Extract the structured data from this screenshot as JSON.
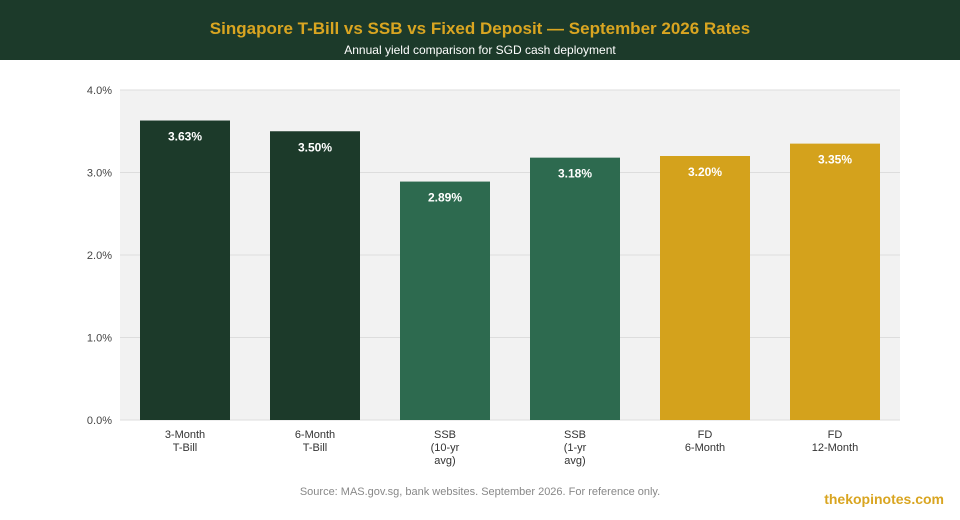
{
  "header": {
    "title": "Singapore T-Bill vs SSB vs Fixed Deposit — September 2026 Rates",
    "subtitle": "Annual yield comparison for SGD cash deployment"
  },
  "footer": {
    "source": "Source: MAS.gov.sg, bank websites. September 2026. For reference only.",
    "brand": "thekopinotes.com"
  },
  "colors": {
    "header_bg": "#1c3a2a",
    "accent": "#d9a521",
    "plot_bg": "#f2f2f2"
  },
  "chart_data": {
    "type": "bar",
    "title": "Singapore T-Bill vs SSB vs Fixed Deposit — September 2026 Rates",
    "subtitle": "Annual yield comparison for SGD cash deployment",
    "xlabel": "",
    "ylabel": "",
    "ylim": [
      0,
      4
    ],
    "yticks": [
      "0.0%",
      "1.0%",
      "2.0%",
      "3.0%",
      "4.0%"
    ],
    "grid": true,
    "categories": [
      [
        "3-Month",
        "T-Bill"
      ],
      [
        "6-Month",
        "T-Bill"
      ],
      [
        "SSB",
        "(10-yr",
        "avg)"
      ],
      [
        "SSB",
        "(1-yr",
        "avg)"
      ],
      [
        "FD",
        "6-Month"
      ],
      [
        "FD",
        "12-Month"
      ]
    ],
    "values": [
      3.63,
      3.5,
      2.89,
      3.18,
      3.2,
      3.35
    ],
    "labels": [
      "3.63%",
      "3.50%",
      "2.89%",
      "3.18%",
      "3.20%",
      "3.35%"
    ],
    "bar_colors": [
      "#1c3a2a",
      "#1c3a2a",
      "#2d6a4f",
      "#2d6a4f",
      "#d4a21c",
      "#d4a21c"
    ]
  }
}
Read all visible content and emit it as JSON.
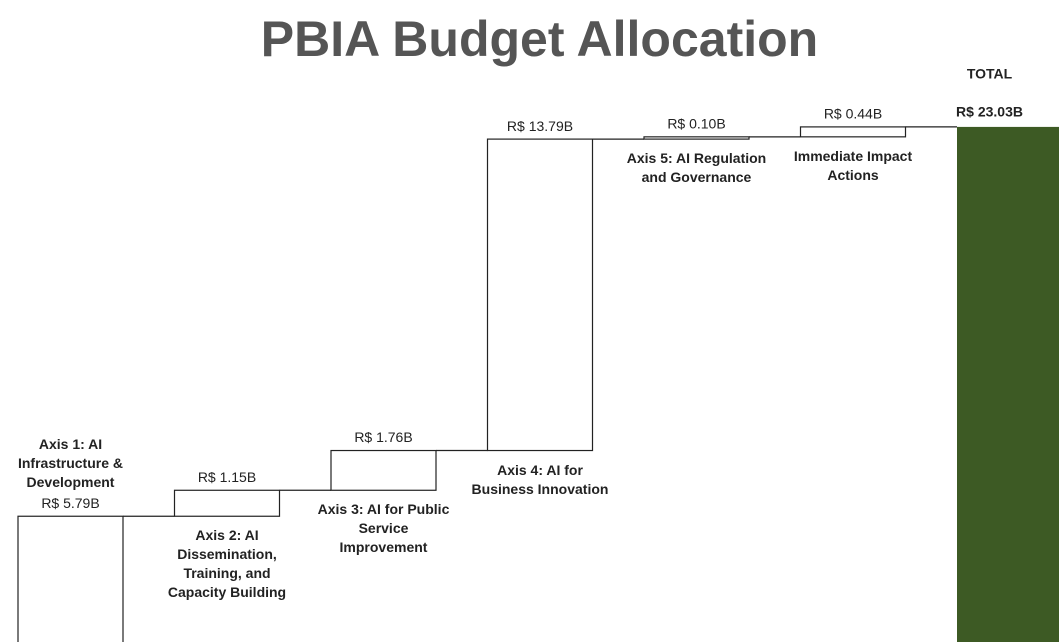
{
  "chart_data": {
    "type": "waterfall",
    "title": "PBIA Budget Allocation",
    "categories": [
      "Axis 1: AI Infrastructure & Development",
      "Axis 2: AI Dissemination, Training, and Capacity Building",
      "Axis 3: AI for Public Service Improvement",
      "Axis 4: AI for Business Innovation",
      "Axis 5: AI Regulation and Governance",
      "Immediate Impact Actions"
    ],
    "values": [
      5.79,
      1.15,
      1.76,
      13.79,
      0.1,
      0.44
    ],
    "value_labels": [
      "R$ 5.79B",
      "R$ 1.15B",
      "R$ 1.76B",
      "R$ 13.79B",
      "R$ 0.10B",
      "R$ 0.44B"
    ],
    "color": "#ffffff",
    "total": {
      "label": "TOTAL",
      "value": 23.03,
      "value_label": "R$ 23.03B",
      "color": "#3d5a24"
    },
    "ylim": [
      0,
      24
    ]
  }
}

* **GIVEN REQUEST**
How many lines in the records hold the string "JSON"? Reply with the number alone.

* **COMPLETED EXERCISE**
2